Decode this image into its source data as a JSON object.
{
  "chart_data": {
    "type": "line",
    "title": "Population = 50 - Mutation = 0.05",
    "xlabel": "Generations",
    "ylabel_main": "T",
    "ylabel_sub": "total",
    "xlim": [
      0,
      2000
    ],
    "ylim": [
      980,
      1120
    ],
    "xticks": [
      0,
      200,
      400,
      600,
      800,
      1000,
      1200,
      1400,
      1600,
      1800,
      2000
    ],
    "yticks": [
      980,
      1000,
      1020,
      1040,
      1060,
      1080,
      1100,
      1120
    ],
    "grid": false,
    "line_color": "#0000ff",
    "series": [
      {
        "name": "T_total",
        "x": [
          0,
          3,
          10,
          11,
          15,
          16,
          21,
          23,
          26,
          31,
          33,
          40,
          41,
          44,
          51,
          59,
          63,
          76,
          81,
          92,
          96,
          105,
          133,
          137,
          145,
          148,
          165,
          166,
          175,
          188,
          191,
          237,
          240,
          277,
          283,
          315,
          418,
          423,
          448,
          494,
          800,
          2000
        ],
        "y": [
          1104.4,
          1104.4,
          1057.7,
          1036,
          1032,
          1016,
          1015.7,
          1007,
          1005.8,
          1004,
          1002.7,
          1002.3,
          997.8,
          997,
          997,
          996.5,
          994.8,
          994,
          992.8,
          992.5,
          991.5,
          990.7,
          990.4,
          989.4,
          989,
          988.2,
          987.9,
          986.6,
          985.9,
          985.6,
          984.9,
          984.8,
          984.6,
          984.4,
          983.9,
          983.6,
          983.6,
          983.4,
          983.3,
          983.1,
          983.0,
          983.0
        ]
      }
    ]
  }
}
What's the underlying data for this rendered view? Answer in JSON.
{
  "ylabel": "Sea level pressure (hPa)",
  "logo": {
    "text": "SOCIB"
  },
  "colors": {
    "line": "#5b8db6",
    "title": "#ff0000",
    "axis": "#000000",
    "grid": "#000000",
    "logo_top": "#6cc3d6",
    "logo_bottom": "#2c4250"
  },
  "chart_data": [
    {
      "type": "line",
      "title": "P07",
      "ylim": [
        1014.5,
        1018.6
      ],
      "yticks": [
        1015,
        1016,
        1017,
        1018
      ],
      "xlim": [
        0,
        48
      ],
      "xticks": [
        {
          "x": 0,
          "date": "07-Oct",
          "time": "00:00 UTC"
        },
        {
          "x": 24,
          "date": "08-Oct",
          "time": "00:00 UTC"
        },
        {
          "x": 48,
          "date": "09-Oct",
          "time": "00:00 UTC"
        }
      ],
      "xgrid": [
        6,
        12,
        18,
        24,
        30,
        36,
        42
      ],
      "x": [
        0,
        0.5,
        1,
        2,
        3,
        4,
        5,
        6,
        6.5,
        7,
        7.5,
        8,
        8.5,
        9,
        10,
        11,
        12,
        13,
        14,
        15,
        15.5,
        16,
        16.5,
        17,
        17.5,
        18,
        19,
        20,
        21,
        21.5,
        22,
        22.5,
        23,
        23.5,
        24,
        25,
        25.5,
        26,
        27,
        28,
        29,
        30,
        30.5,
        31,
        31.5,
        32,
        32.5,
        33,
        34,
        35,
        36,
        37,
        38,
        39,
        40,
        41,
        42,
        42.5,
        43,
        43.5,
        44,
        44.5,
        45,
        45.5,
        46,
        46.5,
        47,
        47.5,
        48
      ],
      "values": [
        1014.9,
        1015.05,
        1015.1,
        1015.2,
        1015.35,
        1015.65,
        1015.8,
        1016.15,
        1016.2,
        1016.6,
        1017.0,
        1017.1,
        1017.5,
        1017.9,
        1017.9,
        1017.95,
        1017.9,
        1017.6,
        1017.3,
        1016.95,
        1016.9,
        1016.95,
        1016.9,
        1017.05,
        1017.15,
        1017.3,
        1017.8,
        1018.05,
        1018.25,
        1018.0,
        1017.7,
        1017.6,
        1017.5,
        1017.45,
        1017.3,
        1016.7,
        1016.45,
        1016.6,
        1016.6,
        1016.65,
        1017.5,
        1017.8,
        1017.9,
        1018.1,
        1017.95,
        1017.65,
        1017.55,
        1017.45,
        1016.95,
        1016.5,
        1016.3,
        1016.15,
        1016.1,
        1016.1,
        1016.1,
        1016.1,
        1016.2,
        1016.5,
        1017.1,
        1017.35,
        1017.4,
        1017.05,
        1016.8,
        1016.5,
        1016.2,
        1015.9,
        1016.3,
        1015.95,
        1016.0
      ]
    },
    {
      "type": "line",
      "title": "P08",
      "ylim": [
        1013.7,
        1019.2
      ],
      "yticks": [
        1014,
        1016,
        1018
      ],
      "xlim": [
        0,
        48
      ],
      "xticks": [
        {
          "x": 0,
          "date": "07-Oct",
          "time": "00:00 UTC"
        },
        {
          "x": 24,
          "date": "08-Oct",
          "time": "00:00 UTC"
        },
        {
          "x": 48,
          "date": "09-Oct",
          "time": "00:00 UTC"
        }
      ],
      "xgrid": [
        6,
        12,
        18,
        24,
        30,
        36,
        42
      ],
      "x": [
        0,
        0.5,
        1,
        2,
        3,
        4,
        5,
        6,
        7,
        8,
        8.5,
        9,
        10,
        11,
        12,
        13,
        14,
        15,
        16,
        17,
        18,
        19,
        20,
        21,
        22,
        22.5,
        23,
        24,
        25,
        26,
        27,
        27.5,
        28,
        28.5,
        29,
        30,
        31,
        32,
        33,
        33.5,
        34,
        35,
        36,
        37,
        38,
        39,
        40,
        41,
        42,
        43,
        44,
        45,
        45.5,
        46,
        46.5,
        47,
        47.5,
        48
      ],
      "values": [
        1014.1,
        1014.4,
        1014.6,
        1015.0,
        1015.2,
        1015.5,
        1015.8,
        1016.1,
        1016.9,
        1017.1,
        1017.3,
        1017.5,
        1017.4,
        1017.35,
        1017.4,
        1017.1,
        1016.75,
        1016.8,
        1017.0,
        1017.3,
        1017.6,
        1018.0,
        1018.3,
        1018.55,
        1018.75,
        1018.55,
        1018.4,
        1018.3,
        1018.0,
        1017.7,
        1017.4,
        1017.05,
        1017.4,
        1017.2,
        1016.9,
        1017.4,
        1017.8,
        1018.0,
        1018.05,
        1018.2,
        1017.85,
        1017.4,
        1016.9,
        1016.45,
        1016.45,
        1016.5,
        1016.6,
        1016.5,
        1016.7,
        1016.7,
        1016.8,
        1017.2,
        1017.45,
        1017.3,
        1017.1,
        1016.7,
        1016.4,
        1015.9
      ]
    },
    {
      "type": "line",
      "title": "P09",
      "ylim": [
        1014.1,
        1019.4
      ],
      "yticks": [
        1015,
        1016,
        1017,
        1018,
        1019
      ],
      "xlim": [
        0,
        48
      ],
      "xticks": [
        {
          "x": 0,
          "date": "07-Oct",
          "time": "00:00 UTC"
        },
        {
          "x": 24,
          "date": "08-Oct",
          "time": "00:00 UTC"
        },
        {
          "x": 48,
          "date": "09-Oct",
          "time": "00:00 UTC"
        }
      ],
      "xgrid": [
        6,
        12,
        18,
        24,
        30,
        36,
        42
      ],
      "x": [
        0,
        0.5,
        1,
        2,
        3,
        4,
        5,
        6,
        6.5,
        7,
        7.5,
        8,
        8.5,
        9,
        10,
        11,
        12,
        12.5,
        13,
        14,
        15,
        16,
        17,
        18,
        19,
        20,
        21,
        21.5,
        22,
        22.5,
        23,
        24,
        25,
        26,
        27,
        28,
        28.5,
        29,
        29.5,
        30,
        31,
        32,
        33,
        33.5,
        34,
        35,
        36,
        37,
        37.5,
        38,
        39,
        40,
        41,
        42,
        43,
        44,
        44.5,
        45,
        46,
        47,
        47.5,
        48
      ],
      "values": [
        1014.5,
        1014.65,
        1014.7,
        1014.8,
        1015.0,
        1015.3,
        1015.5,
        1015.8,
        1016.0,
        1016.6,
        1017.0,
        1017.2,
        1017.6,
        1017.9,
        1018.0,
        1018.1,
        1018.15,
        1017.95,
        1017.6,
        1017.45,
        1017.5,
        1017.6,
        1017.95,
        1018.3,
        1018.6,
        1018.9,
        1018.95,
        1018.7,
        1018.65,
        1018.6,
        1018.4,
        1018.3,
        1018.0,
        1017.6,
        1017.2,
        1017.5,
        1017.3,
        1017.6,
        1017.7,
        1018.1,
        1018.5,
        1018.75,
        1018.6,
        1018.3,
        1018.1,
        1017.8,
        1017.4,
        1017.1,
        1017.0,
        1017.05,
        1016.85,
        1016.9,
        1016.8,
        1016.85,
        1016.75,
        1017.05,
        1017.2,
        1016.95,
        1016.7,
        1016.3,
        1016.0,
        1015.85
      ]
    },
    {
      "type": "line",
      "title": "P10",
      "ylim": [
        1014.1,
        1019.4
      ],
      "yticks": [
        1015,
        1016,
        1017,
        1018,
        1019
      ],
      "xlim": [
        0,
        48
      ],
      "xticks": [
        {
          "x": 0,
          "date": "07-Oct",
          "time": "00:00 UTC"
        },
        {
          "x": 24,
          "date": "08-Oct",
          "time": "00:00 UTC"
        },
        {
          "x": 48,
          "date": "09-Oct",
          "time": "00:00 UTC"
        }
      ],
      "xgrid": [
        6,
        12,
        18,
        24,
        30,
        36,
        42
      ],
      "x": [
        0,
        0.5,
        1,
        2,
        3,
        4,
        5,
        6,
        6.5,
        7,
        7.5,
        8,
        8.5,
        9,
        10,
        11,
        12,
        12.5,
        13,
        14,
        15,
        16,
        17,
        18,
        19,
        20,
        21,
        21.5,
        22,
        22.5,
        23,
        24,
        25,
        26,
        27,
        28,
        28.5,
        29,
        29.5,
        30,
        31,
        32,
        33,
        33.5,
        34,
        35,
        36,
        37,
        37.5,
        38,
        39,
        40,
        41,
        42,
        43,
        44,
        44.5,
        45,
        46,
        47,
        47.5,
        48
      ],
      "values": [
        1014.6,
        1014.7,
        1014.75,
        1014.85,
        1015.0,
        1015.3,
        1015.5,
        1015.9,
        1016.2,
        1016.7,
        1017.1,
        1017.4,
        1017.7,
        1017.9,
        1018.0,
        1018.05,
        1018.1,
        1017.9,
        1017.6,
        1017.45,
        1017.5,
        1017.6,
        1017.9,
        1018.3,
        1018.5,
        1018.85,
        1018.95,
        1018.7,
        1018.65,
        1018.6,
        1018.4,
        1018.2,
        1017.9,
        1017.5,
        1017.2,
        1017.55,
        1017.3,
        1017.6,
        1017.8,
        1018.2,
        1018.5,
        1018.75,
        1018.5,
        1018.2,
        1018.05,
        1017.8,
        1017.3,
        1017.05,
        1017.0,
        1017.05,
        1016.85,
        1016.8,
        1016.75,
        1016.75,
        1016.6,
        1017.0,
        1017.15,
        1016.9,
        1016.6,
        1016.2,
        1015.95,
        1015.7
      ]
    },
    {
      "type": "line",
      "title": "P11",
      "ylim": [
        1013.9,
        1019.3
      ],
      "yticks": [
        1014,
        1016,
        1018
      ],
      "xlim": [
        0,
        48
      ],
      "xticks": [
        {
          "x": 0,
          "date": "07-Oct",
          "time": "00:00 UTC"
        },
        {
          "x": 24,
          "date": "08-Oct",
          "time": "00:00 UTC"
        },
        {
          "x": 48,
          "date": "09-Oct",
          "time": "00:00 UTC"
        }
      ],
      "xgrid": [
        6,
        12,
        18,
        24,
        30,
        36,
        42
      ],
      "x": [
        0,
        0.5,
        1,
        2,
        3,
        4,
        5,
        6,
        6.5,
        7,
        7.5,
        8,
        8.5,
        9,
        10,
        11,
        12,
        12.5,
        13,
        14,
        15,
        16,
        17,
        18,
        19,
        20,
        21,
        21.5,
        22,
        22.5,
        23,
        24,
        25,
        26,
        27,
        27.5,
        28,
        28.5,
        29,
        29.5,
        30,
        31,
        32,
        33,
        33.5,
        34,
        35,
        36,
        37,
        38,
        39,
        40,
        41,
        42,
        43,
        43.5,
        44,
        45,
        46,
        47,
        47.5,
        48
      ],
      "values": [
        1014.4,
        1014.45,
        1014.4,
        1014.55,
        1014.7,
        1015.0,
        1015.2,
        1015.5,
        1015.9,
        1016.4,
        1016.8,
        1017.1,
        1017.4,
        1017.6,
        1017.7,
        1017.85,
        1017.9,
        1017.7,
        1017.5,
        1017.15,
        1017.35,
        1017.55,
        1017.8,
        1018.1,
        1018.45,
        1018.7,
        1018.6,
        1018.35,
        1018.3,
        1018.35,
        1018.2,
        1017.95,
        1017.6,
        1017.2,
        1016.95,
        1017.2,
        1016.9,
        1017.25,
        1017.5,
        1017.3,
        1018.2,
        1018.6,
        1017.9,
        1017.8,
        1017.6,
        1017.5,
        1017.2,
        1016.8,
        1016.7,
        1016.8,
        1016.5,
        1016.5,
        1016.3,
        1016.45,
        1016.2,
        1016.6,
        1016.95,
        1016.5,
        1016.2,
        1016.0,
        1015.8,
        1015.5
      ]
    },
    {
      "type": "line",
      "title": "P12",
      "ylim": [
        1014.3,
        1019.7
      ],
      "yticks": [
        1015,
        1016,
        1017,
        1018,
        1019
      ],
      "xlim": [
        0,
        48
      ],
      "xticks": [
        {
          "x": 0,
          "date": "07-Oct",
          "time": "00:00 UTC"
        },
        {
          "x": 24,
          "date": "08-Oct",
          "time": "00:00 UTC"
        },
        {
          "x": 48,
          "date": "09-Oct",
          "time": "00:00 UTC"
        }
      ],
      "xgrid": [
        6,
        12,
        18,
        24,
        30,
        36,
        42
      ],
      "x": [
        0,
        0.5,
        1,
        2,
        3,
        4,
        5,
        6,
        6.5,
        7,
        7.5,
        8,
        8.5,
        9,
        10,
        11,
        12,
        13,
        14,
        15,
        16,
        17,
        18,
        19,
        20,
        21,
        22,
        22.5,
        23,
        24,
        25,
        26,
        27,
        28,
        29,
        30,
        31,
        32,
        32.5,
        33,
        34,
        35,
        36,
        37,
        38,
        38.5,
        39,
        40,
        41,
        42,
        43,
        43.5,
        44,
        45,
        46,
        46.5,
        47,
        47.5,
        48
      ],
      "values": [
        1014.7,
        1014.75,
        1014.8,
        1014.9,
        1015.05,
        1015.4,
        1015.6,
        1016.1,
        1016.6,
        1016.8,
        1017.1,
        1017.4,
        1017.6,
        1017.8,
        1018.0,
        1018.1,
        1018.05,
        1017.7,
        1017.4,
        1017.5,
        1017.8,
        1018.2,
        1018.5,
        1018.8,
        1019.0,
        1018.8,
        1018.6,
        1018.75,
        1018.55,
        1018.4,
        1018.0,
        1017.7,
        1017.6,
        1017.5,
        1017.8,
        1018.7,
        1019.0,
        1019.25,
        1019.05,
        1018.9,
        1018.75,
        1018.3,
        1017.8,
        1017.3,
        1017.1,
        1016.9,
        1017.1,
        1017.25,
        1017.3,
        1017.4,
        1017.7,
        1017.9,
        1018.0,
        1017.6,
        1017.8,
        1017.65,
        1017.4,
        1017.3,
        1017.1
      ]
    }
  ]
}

++++++++++++++++++++

→ WHAT YOU NEED TO DO
Report only the number of lines in the listing that contain the word "title".

→ THE RESPONSE
8